Locate all lines with the word "Durante" and copy them out.
====
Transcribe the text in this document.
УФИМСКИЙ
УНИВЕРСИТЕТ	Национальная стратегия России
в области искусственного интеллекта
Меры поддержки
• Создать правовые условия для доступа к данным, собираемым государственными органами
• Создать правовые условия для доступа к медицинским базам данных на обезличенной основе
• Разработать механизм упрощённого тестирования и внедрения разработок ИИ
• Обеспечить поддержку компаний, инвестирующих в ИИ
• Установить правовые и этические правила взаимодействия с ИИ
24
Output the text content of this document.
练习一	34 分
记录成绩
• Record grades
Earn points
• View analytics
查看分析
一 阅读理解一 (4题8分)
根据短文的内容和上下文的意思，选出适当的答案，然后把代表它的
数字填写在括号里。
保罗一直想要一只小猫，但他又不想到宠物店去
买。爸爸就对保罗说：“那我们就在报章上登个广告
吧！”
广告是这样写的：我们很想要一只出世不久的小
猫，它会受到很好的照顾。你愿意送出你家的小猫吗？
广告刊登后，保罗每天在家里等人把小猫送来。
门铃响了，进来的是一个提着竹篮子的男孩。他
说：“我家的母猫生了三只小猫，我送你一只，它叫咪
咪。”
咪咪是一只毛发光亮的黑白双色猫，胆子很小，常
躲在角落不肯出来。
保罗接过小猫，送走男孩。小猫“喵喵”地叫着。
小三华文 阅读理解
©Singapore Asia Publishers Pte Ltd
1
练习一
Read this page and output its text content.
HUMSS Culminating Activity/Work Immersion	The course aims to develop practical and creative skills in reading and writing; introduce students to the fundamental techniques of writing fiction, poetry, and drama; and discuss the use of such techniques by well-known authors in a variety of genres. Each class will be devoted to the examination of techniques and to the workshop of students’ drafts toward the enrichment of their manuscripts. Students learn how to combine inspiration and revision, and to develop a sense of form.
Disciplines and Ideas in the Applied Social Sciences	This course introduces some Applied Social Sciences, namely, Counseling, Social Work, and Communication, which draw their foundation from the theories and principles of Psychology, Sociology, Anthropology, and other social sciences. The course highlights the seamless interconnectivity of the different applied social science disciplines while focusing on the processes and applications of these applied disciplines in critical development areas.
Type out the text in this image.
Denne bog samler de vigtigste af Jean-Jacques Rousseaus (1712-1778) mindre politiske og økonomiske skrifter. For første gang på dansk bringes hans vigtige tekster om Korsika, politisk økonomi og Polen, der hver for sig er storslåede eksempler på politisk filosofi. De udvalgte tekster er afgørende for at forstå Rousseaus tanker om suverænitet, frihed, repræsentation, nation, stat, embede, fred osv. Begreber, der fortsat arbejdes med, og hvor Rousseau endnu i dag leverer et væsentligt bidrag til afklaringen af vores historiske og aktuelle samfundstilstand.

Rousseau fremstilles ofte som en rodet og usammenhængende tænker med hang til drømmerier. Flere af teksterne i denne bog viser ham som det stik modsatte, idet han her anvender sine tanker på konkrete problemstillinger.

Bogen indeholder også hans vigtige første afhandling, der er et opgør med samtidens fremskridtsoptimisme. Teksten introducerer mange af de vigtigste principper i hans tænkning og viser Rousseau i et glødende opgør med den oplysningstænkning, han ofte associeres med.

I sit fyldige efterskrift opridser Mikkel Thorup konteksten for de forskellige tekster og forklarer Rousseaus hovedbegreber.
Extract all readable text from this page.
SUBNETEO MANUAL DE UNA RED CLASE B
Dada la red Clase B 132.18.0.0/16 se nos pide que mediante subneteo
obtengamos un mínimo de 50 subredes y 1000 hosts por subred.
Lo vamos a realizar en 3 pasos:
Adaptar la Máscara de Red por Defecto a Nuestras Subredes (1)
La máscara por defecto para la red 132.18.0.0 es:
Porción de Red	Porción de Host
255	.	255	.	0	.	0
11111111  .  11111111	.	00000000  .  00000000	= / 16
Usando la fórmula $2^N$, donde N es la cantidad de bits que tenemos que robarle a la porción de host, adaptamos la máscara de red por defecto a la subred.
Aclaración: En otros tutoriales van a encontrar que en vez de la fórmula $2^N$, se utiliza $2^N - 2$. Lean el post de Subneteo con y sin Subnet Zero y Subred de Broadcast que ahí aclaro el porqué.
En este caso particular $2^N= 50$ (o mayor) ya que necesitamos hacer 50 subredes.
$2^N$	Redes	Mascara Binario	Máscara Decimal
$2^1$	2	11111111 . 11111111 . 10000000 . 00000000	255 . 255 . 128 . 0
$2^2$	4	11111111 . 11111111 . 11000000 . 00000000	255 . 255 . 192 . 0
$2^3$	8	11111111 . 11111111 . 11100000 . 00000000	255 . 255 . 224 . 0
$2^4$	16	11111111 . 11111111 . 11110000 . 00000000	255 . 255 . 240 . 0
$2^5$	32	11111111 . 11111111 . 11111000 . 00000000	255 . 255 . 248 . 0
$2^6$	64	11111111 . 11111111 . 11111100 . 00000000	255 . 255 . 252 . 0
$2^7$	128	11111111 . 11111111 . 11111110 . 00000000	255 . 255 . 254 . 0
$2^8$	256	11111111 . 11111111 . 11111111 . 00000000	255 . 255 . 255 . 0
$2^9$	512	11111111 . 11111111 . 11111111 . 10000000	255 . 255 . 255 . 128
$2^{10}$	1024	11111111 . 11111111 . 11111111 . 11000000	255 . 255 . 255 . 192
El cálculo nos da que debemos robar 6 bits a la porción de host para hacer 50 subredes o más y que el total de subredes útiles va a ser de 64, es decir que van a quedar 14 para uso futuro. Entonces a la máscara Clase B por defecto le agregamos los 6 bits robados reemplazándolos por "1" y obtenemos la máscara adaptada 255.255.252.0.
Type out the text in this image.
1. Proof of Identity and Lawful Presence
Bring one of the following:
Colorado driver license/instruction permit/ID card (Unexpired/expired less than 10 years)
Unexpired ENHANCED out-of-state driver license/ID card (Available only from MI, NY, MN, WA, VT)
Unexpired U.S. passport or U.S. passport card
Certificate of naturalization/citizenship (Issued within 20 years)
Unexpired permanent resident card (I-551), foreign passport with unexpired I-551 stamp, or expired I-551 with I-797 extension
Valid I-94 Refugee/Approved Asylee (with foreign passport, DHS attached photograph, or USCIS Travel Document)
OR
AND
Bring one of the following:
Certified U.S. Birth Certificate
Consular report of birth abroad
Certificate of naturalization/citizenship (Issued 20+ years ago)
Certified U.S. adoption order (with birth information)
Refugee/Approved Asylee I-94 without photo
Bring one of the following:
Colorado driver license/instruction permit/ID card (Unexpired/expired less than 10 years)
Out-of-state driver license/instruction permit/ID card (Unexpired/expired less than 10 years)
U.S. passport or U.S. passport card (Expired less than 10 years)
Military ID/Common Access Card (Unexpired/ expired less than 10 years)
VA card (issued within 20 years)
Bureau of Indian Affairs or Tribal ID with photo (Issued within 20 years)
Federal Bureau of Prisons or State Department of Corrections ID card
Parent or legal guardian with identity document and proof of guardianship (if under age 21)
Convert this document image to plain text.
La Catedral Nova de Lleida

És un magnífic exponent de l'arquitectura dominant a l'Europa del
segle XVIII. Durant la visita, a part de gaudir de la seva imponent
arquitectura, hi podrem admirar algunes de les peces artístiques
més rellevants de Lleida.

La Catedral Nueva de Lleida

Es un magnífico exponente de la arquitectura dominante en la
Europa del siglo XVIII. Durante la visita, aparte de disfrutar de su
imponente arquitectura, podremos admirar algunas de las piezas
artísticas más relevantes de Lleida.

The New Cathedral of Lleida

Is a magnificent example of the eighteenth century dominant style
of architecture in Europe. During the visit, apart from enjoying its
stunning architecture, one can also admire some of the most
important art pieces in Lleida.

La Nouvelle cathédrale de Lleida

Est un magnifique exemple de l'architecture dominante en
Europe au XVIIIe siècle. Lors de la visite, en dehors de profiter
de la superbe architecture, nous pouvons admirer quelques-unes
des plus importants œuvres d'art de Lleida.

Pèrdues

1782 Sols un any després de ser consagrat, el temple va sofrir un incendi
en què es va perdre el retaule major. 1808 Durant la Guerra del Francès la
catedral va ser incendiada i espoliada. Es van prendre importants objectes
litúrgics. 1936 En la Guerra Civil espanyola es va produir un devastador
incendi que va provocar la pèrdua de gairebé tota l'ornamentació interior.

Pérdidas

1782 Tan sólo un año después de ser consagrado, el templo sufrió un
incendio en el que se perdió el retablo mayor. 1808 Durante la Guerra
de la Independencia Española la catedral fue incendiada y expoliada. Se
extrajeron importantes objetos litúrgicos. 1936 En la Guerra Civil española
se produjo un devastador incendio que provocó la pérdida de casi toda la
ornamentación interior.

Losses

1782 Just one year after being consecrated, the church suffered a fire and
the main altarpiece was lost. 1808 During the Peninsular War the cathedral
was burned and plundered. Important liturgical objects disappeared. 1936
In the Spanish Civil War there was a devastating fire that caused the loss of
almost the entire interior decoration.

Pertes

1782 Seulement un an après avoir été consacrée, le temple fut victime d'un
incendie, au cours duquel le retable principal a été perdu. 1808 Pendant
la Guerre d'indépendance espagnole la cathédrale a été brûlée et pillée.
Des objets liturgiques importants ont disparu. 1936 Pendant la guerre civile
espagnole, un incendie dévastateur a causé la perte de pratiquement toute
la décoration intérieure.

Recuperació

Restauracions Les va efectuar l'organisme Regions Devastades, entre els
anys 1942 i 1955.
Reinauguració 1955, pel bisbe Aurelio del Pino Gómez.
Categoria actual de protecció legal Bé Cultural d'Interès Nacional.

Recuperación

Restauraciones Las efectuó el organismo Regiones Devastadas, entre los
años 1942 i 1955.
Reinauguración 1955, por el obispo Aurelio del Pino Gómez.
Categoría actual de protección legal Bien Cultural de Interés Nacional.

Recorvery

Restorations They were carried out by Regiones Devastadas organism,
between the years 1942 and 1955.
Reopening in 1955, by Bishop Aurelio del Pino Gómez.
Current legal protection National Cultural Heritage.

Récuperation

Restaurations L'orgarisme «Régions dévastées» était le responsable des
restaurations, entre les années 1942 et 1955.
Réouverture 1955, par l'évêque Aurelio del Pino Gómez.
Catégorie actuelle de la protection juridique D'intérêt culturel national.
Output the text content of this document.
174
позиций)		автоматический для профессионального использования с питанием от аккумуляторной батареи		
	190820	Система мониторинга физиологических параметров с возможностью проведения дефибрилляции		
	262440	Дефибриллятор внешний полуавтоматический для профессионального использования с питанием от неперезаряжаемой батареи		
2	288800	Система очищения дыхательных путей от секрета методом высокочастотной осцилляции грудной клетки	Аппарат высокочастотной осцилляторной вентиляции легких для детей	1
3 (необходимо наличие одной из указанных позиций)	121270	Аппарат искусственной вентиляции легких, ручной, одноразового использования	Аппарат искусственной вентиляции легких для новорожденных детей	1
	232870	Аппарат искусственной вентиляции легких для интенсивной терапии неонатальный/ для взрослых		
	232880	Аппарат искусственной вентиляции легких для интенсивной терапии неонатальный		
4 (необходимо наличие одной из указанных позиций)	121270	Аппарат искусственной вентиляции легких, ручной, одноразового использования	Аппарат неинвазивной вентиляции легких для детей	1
====
-- Completed task --
Europa del siglo XVIII. Durante la visita, aparte de disfrutar de su
incendio en el que se perdió el retablo mayor. 1808 Durante la Guerra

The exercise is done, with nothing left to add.